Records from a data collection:
=-=-=-=-=

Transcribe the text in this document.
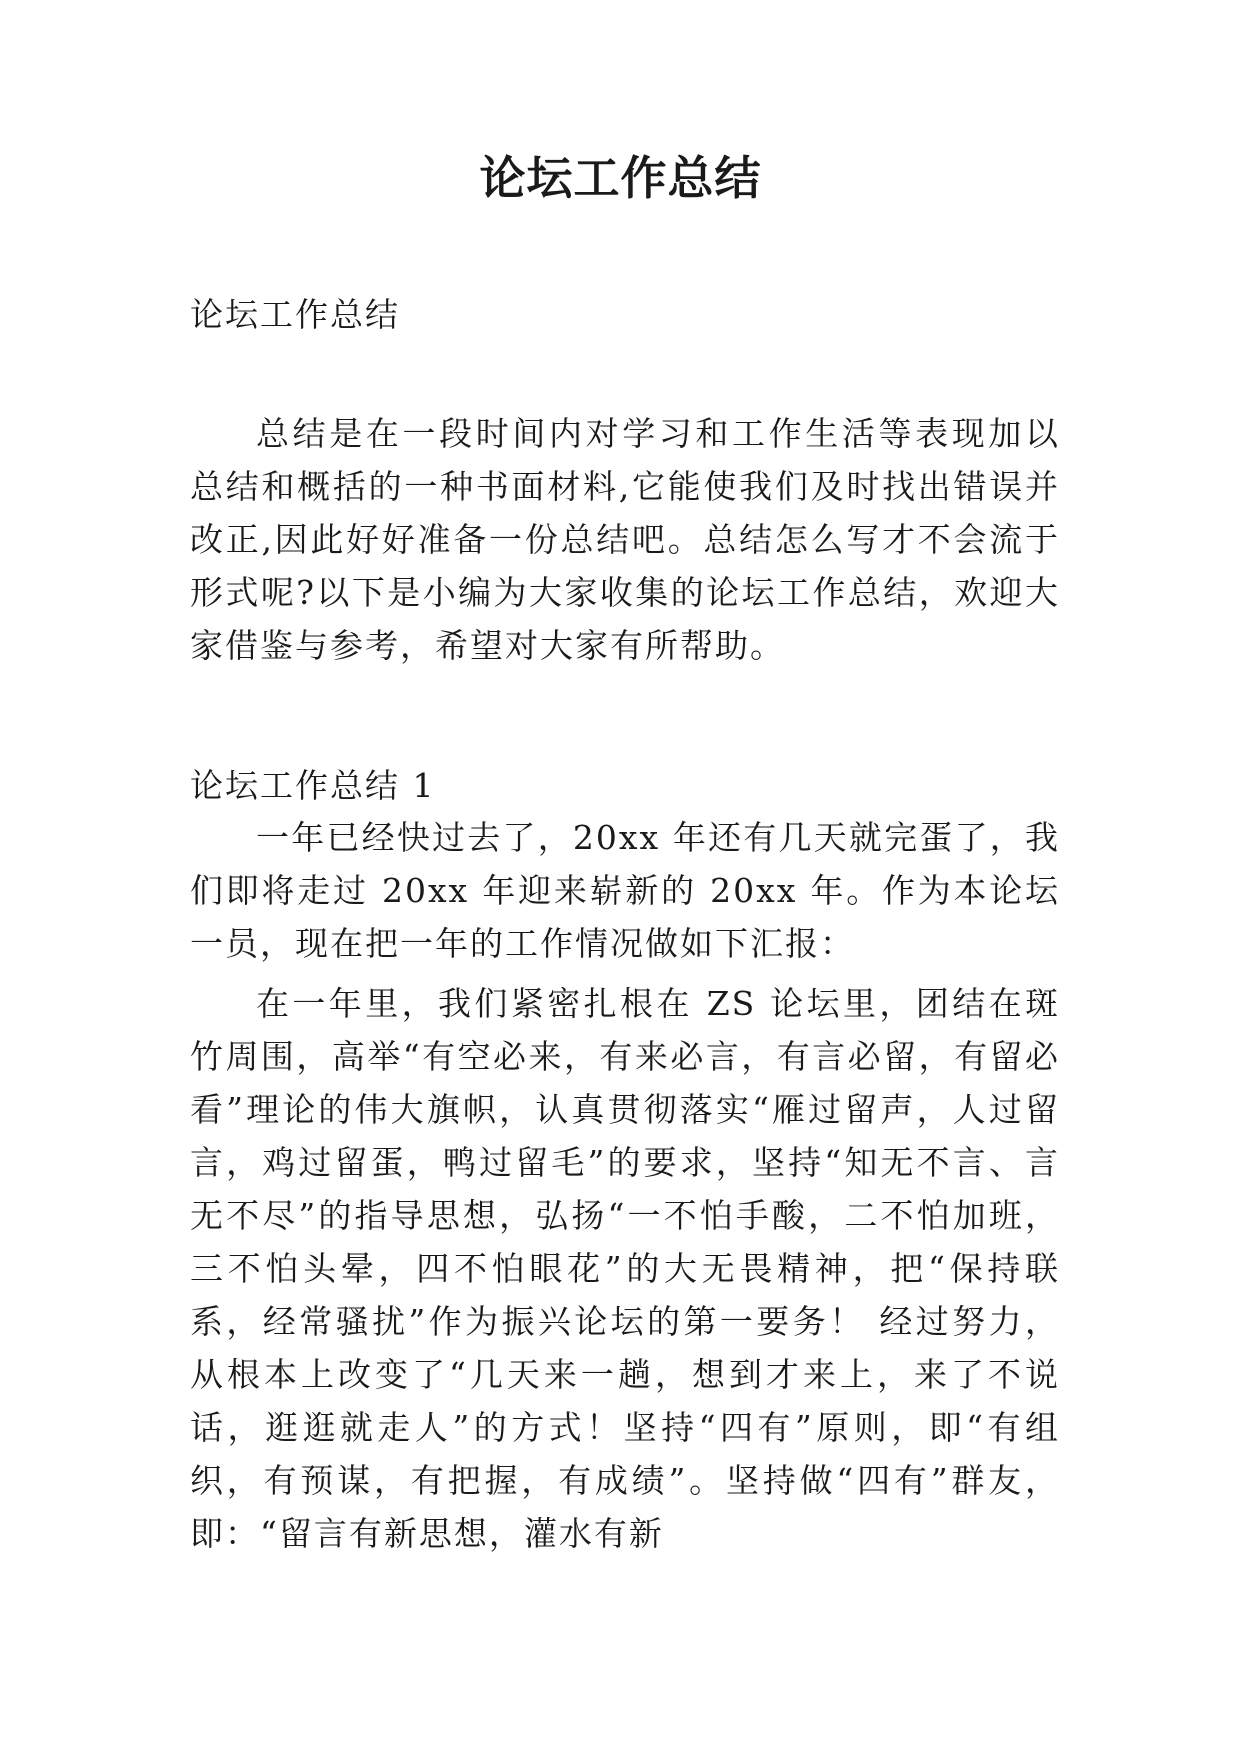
论坛工作总结

论坛工作总结

总结是在一段时间内对学习和工作生活等表现加以总结和概括的一种书面材料,它能使我们及时找出错误并改正,因此好好准备一份总结吧。总结怎么写才不会流于形式呢?以下是小编为大家收集的论坛工作总结，欢迎大家借鉴与参考，希望对大家有所帮助。

论坛工作总结 1

一年已经快过去了，20xx 年还有几天就完蛋了，我们即将走过 20xx 年迎来崭新的 20xx 年。作为本论坛一员，现在把一年的工作情况做如下汇报：

在一年里，我们紧密扎根在 ZS 论坛里，团结在斑竹周围，高举“有空必来，有来必言，有言必留，有留必看”理论的伟大旗帜，认真贯彻落实“雁过留声，人过留言，鸡过留蛋，鸭过留毛”的要求，坚持“知无不言、言无不尽”的指导思想，弘扬“一不怕手酸，二不怕加班，三不怕头晕，四不怕眼花”的大无畏精神，把“保持联系，经常骚扰”作为振兴论坛的第一要务！ 经过努力，从根本上改变了“几天来一趟，想到才来上，来了不说话，逛逛就走人”的方式！坚持“四有”原则，即“有组织，有预谋，有把握，有成绩”。坚持做“四有”群友，即：“留言有新思想，灌水有新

=-=-=-=-=

• Work instructions
Go back to the records above and write them out exactly, without the pictures.

• Complete answer
Transcribe the text in this document.
论坛工作总结

论坛工作总结

总结是在一段时间内对学习和工作生活等表现加以总结和概括的一种书面材料,它能使我们及时找出错误并改正,因此好好准备一份总结吧。总结怎么写才不会流于形式呢?以下是小编为大家收集的论坛工作总结，欢迎大家借鉴与参考，希望对大家有所帮助。

论坛工作总结 1

一年已经快过去了，20xx 年还有几天就完蛋了，我们即将走过 20xx 年迎来崭新的 20xx 年。作为本论坛一员，现在把一年的工作情况做如下汇报：

在一年里，我们紧密扎根在 ZS 论坛里，团结在斑竹周围，高举“有空必来，有来必言，有言必留，有留必看”理论的伟大旗帜，认真贯彻落实“雁过留声，人过留言，鸡过留蛋，鸭过留毛”的要求，坚持“知无不言、言无不尽”的指导思想，弘扬“一不怕手酸，二不怕加班，三不怕头晕，四不怕眼花”的大无畏精神，把“保持联系，经常骚扰”作为振兴论坛的第一要务！ 经过努力，从根本上改变了“几天来一趟，想到才来上，来了不说话，逛逛就走人”的方式！坚持“四有”原则，即“有组织，有预谋，有把握，有成绩”。坚持做“四有”群友，即：“留言有新思想，灌水有新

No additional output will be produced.